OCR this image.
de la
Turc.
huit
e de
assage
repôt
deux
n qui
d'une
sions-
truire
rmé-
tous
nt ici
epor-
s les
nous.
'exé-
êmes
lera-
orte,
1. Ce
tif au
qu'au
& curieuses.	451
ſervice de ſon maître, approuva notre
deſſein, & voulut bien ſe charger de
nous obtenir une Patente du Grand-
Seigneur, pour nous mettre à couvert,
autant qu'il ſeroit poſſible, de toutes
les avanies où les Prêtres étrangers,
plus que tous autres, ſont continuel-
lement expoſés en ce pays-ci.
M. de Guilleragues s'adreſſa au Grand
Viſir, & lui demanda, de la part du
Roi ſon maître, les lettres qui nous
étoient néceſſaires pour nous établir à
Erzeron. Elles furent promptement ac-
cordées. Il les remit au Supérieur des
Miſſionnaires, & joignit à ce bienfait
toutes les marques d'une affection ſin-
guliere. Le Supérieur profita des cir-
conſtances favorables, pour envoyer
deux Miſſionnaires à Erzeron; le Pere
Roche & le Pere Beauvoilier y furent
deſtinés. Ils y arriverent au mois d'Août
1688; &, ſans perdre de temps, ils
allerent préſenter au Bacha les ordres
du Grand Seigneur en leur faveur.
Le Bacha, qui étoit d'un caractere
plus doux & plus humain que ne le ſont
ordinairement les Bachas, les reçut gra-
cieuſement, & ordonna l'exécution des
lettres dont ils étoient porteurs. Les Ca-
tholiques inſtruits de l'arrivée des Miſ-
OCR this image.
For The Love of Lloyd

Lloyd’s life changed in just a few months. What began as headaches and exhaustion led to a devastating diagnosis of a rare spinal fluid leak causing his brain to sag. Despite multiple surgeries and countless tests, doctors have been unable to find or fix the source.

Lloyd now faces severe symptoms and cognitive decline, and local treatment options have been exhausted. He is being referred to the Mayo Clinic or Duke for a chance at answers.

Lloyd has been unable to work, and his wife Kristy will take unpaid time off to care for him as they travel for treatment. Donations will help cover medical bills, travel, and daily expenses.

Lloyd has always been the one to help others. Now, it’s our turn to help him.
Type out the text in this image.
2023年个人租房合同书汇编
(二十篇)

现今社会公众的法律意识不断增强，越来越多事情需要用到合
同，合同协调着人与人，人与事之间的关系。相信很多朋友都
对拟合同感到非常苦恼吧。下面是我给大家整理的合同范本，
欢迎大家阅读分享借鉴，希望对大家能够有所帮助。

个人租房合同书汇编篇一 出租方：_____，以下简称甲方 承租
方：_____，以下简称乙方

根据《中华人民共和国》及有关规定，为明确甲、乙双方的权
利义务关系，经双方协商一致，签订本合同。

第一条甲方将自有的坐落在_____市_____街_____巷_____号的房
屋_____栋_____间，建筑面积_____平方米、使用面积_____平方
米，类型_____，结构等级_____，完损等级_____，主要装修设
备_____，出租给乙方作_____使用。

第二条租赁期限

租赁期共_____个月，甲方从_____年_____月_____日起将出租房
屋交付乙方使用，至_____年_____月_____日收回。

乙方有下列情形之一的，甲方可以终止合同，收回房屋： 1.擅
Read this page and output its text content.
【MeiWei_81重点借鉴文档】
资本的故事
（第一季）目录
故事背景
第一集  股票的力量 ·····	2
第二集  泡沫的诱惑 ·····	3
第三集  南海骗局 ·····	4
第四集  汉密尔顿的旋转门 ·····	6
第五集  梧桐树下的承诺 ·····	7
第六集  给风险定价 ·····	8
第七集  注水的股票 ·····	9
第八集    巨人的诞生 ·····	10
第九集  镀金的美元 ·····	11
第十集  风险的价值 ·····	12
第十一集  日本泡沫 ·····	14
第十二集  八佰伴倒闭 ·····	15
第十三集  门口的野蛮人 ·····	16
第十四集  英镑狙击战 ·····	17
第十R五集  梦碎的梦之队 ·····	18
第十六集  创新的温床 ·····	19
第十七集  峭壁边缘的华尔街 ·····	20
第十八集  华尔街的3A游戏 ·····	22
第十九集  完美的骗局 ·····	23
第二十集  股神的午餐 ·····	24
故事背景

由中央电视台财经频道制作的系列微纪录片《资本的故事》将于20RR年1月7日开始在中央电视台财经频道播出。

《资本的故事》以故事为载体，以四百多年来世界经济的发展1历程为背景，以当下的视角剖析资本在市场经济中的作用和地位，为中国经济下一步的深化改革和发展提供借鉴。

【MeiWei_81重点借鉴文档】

Aim: Reproduce each entry word for word.

Task output:
OCR this image.
de la
Turc.
huit
e de
assage
repôt
deux
n qui
d'une
sions-
truire
rmé-
tous
nt ici
epor-
s les
nous.
'exé-
êmes
lera-
orte,
1. Ce
tif au
qu'au
& curieuses.	451
ſervice de ſon maître, approuva notre
deſſein, & voulut bien ſe charger de
nous obtenir une Patente du Grand-
Seigneur, pour nous mettre à couvert,
autant qu'il ſeroit poſſible, de toutes
les avanies où les Prêtres étrangers,
plus que tous autres, ſont continuel-
lement expoſés en ce pays-ci.
M. de Guilleragues s'adreſſa au Grand
Viſir, & lui demanda, de la part du
Roi ſon maître, les lettres qui nous
étoient néceſſaires pour nous établir à
Erzeron. Elles furent promptement ac-
cordées. Il les remit au Supérieur des
Miſſionnaires, & joignit à ce bienfait
toutes les marques d'une affection ſin-
guliere. Le Supérieur profita des cir-
conſtances favorables, pour envoyer
deux Miſſionnaires à Erzeron; le Pere
Roche & le Pere Beauvoilier y furent
deſtinés. Ils y arriverent au mois d'Août
1688; &, ſans perdre de temps, ils
allerent préſenter au Bacha les ordres
du Grand Seigneur en leur faveur.
Le Bacha, qui étoit d'un caractere
plus doux & plus humain que ne le ſont
ordinairement les Bachas, les reçut gra-
cieuſement, & ordonna l'exécution des
lettres dont ils étoient porteurs. Les Ca-
tholiques inſtruits de l'arrivée des Miſ-
OCR this image.
For The Love of Lloyd

Lloyd’s life changed in just a few months. What began as headaches and exhaustion led to a devastating diagnosis of a rare spinal fluid leak causing his brain to sag. Despite multiple surgeries and countless tests, doctors have been unable to find or fix the source.

Lloyd now faces severe symptoms and cognitive decline, and local treatment options have been exhausted. He is being referred to the Mayo Clinic or Duke for a chance at answers.

Lloyd has been unable to work, and his wife Kristy will take unpaid time off to care for him as they travel for treatment. Donations will help cover medical bills, travel, and daily expenses.

Lloyd has always been the one to help others. Now, it’s our turn to help him.
Type out the text in this image.
2023年个人租房合同书汇编
(二十篇)

现今社会公众的法律意识不断增强，越来越多事情需要用到合
同，合同协调着人与人，人与事之间的关系。相信很多朋友都
对拟合同感到非常苦恼吧。下面是我给大家整理的合同范本，
欢迎大家阅读分享借鉴，希望对大家能够有所帮助。

个人租房合同书汇编篇一 出租方：_____，以下简称甲方 承租
方：_____，以下简称乙方

根据《中华人民共和国》及有关规定，为明确甲、乙双方的权
利义务关系，经双方协商一致，签订本合同。

第一条甲方将自有的坐落在_____市_____街_____巷_____号的房
屋_____栋_____间，建筑面积_____平方米、使用面积_____平方
米，类型_____，结构等级_____，完损等级_____，主要装修设
备_____，出租给乙方作_____使用。

第二条租赁期限

租赁期共_____个月，甲方从_____年_____月_____日起将出租房
屋交付乙方使用，至_____年_____月_____日收回。

乙方有下列情形之一的，甲方可以终止合同，收回房屋： 1.擅
Read this page and output its text content.
【MeiWei_81重点借鉴文档】
资本的故事
（第一季）目录
故事背景
第一集  股票的力量 ·····	2
第二集  泡沫的诱惑 ·····	3
第三集  南海骗局 ·····	4
第四集  汉密尔顿的旋转门 ·····	6
第五集  梧桐树下的承诺 ·····	7
第六集  给风险定价 ·····	8
第七集  注水的股票 ·····	9
第八集    巨人的诞生 ·····	10
第九集  镀金的美元 ·····	11
第十集  风险的价值 ·····	12
第十一集  日本泡沫 ·····	14
第十二集  八佰伴倒闭 ·····	15
第十三集  门口的野蛮人 ·····	16
第十四集  英镑狙击战 ·····	17
第十R五集  梦碎的梦之队 ·····	18
第十六集  创新的温床 ·····	19
第十七集  峭壁边缘的华尔街 ·····	20
第十八集  华尔街的3A游戏 ·····	22
第十九集  完美的骗局 ·····	23
第二十集  股神的午餐 ·····	24
故事背景

由中央电视台财经频道制作的系列微纪录片《资本的故事》将于20RR年1月7日开始在中央电视台财经频道播出。

《资本的故事》以故事为载体，以四百多年来世界经济的发展1历程为背景，以当下的视角剖析资本在市场经济中的作用和地位，为中国经济下一步的深化改革和发展提供借鉴。

【MeiWei_81重点借鉴文档】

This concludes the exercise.